Exercise »
Copy every item below line for line, with no changes, and leave the pictures out.
==========
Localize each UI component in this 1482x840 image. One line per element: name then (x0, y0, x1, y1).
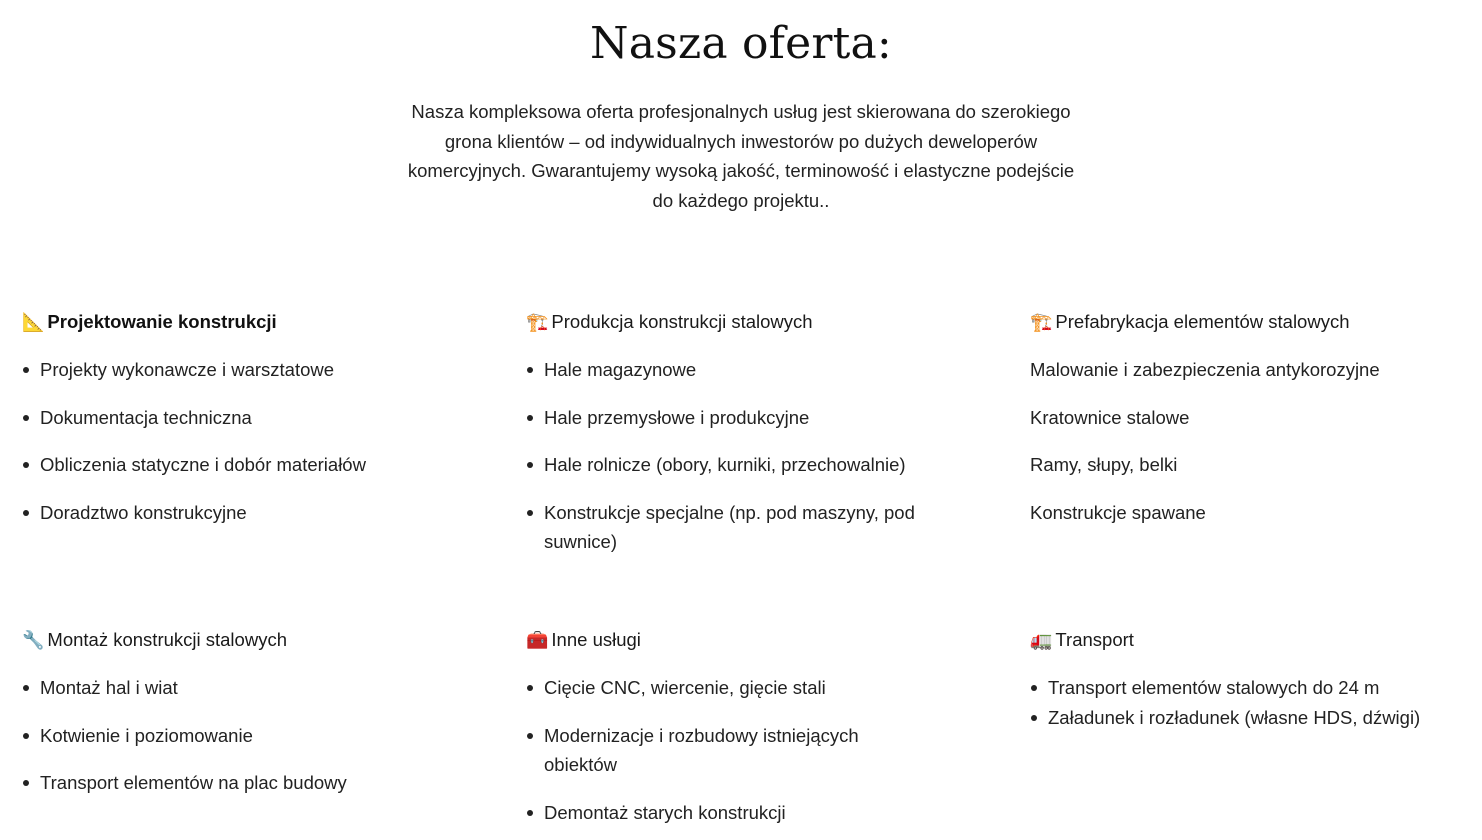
construction-crane-icon: 🏗️ (1030, 312, 1053, 332)
section-title: Montaż konstrukcji stalowych (47, 629, 287, 650)
section-list (526, 355, 951, 557)
section-title: Projektowanie konstrukcji (47, 311, 277, 332)
list-item: Cięcie CNC, wiercenie, gięcie stali (526, 673, 906, 703)
list-item: Dokumentacja techniczna (22, 403, 467, 433)
truck-icon: 🚛 (1030, 630, 1053, 650)
wrench-icon: 🔧 (22, 630, 45, 650)
list-item: Doradztwo konstrukcyjne (22, 498, 467, 528)
section-title: Inne usługi (551, 629, 641, 650)
section-prefabrykacja (1030, 308, 1475, 545)
list-item: Transport elementów na plac budowy (22, 768, 467, 798)
list-item: Hale przemysłowe i produkcyjne (526, 403, 951, 433)
section-list (1030, 673, 1475, 732)
list-item: Montaż hal i wiat (22, 673, 467, 703)
section-heading (22, 308, 467, 336)
toolbox-icon: 🧰 (526, 630, 549, 650)
section-title: Prefabrykacja elementów stalowych (1055, 311, 1350, 332)
list-item: Projekty wykonawcze i warsztatowe (22, 355, 467, 385)
section-produkcja (526, 308, 971, 575)
section-list (22, 673, 467, 798)
section-title: Transport (1055, 629, 1134, 650)
section-heading (1030, 308, 1475, 336)
list-item: Transport elementów stalowych do 24 m (1030, 673, 1475, 703)
list-item: Konstrukcje specjalne (np. pod maszyny, pod suwnice) (526, 498, 951, 557)
section-list (1030, 355, 1475, 527)
section-list (526, 673, 906, 827)
page-title: Nasza oferta: (590, 18, 892, 69)
section-list (22, 355, 467, 527)
list-item: Obliczenia statyczne i dobór materiałów (22, 450, 467, 480)
intro-paragraph: Nasza kompleksowa oferta profesjonalnych usług jest skierowana do szerokiego grona klientów – od indywidualnych inwestorów po dużych deweloperów komercyjnych. Gwarantujemy wysoką jakość, terminowość i elastyczne podejście do każdego projektu.. (407, 101, 1075, 211)
list-item: Demontaż starych konstrukcji (526, 798, 906, 828)
list-item: Kotwienie i poziomowanie (22, 721, 467, 751)
section-transport (1030, 626, 1475, 732)
list-item: Załadunek i rozładunek (własne HDS, dźwigi) (1030, 703, 1475, 733)
construction-crane-icon: 🏗️ (526, 312, 549, 332)
list-item: Ramy, słupy, belki (1030, 454, 1178, 475)
section-heading (22, 626, 467, 654)
section-inne-uslugi (526, 626, 971, 827)
section-heading (526, 308, 971, 336)
section-projektowanie (22, 308, 467, 545)
section-title: Produkcja konstrukcji stalowych (551, 311, 813, 332)
section-montaz (22, 626, 467, 816)
list-item: Hale rolnicze (obory, kurniki, przechowalnie) (526, 450, 951, 480)
section-heading (1030, 626, 1475, 654)
triangular-ruler-icon: 📐 (22, 312, 45, 332)
list-item: Modernizacje i rozbudowy istniejących obiektów (526, 721, 906, 780)
list-item: Kratownice stalowe (1030, 406, 1190, 428)
list-item: Konstrukcje spawane (1030, 501, 1206, 523)
section-heading (526, 626, 971, 654)
list-item: Hale magazynowe (526, 355, 951, 385)
list-item: Malowanie i zabezpieczenia antykorozyjne (1030, 359, 1380, 380)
==========
Full response »
Localize each UI component in this 1482x840 image. One line per element: name then (x0, y0, x1, y1).
construction-crane-icon: 🏗️ (1030, 312, 1053, 332)
section-title: Montaż konstrukcji stalowych (47, 629, 287, 650)
section-list (526, 355, 951, 557)
section-title: Projektowanie konstrukcji (47, 311, 277, 332)
list-item: Cięcie CNC, wiercenie, gięcie stali (526, 673, 906, 703)
list-item: Dokumentacja techniczna (22, 403, 467, 433)
truck-icon: 🚛 (1030, 630, 1053, 650)
wrench-icon: 🔧 (22, 630, 45, 650)
list-item: Doradztwo konstrukcyjne (22, 498, 467, 528)
section-title: Inne usługi (551, 629, 641, 650)
section-prefabrykacja (1030, 308, 1475, 545)
list-item: Transport elementów na plac budowy (22, 768, 467, 798)
list-item: Hale przemysłowe i produkcyjne (526, 403, 951, 433)
section-list (1030, 673, 1475, 732)
list-item: Montaż hal i wiat (22, 673, 467, 703)
section-heading (22, 308, 467, 336)
toolbox-icon: 🧰 (526, 630, 549, 650)
section-title: Prefabrykacja elementów stalowych (1055, 311, 1350, 332)
list-item: Projekty wykonawcze i warsztatowe (22, 355, 467, 385)
section-produkcja (526, 308, 971, 575)
section-list (22, 673, 467, 798)
section-title: Transport (1055, 629, 1134, 650)
section-heading (1030, 308, 1475, 336)
list-item: Transport elementów stalowych do 24 m (1030, 673, 1475, 703)
list-item: Konstrukcje specjalne (np. pod maszyny, pod suwnice) (526, 498, 951, 557)
section-list (1030, 355, 1475, 527)
section-list (526, 673, 906, 827)
page-title: Nasza oferta: (590, 18, 892, 69)
section-list (22, 355, 467, 527)
list-item: Obliczenia statyczne i dobór materiałów (22, 450, 467, 480)
intro-paragraph: Nasza kompleksowa oferta profesjonalnych usług jest skierowana do szerokiego grona klientów – od indywidualnych inwestorów po dużych deweloperów komercyjnych. Gwarantujemy wysoką jakość, terminowość i elastyczne podejście do każdego projektu.. (407, 101, 1075, 211)
list-item: Demontaż starych konstrukcji (526, 798, 906, 828)
list-item: Kotwienie i poziomowanie (22, 721, 467, 751)
section-transport (1030, 626, 1475, 732)
list-item: Załadunek i rozładunek (własne HDS, dźwigi) (1030, 703, 1475, 733)
construction-crane-icon: 🏗️ (526, 312, 549, 332)
list-item: Ramy, słupy, belki (1030, 454, 1178, 475)
section-heading (22, 626, 467, 654)
section-inne-uslugi (526, 626, 971, 827)
section-heading (526, 308, 971, 336)
section-projektowanie (22, 308, 467, 545)
section-title: Produkcja konstrukcji stalowych (551, 311, 813, 332)
section-montaz (22, 626, 467, 816)
list-item: Hale rolnicze (obory, kurniki, przechowalnie) (526, 450, 951, 480)
section-heading (1030, 626, 1475, 654)
triangular-ruler-icon: 📐 (22, 312, 45, 332)
list-item: Modernizacje i rozbudowy istniejących obiektów (526, 721, 906, 780)
list-item: Kratownice stalowe (1030, 406, 1190, 428)
list-item: Konstrukcje spawane (1030, 501, 1206, 523)
section-heading (526, 626, 971, 654)
list-item: Hale magazynowe (526, 355, 951, 385)
list-item: Malowanie i zabezpieczenia antykorozyjne (1030, 359, 1380, 380)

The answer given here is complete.